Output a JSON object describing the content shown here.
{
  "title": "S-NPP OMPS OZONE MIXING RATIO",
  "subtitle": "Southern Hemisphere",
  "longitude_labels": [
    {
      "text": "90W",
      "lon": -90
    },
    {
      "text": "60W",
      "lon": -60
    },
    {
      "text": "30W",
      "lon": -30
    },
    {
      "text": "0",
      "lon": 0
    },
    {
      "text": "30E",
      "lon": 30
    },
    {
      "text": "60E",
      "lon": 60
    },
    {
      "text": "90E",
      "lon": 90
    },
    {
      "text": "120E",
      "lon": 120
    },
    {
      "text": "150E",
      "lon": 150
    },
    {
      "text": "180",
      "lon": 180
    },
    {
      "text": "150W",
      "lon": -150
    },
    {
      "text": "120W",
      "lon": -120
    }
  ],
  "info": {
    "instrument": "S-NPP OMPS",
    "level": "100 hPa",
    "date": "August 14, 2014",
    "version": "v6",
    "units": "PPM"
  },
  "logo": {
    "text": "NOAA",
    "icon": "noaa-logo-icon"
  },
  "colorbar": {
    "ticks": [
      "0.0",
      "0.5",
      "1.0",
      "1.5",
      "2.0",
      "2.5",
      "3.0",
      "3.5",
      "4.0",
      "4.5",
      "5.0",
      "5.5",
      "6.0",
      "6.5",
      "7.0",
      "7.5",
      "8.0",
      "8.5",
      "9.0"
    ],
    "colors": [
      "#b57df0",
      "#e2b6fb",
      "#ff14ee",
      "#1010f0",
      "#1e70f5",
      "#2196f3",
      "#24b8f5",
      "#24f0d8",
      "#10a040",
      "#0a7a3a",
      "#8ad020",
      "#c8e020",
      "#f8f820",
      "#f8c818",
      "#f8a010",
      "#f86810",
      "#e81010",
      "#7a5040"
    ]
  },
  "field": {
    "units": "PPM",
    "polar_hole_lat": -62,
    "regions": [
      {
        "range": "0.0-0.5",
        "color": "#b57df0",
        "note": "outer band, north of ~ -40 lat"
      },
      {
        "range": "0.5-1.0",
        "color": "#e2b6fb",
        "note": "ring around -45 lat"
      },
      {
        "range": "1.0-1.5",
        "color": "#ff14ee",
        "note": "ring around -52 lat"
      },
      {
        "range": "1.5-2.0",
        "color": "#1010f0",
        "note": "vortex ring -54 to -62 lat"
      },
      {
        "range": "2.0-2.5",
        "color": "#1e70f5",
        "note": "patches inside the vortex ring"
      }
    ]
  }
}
───
In the records above, locate every line with the string "range" and copy it.

■ **Result of the task**
        "range": "0.0-0.5",
        "range": "0.5-1.0",
        "range": "1.0-1.5",
        "range": "1.5-2.0",
        "range": "2.0-2.5",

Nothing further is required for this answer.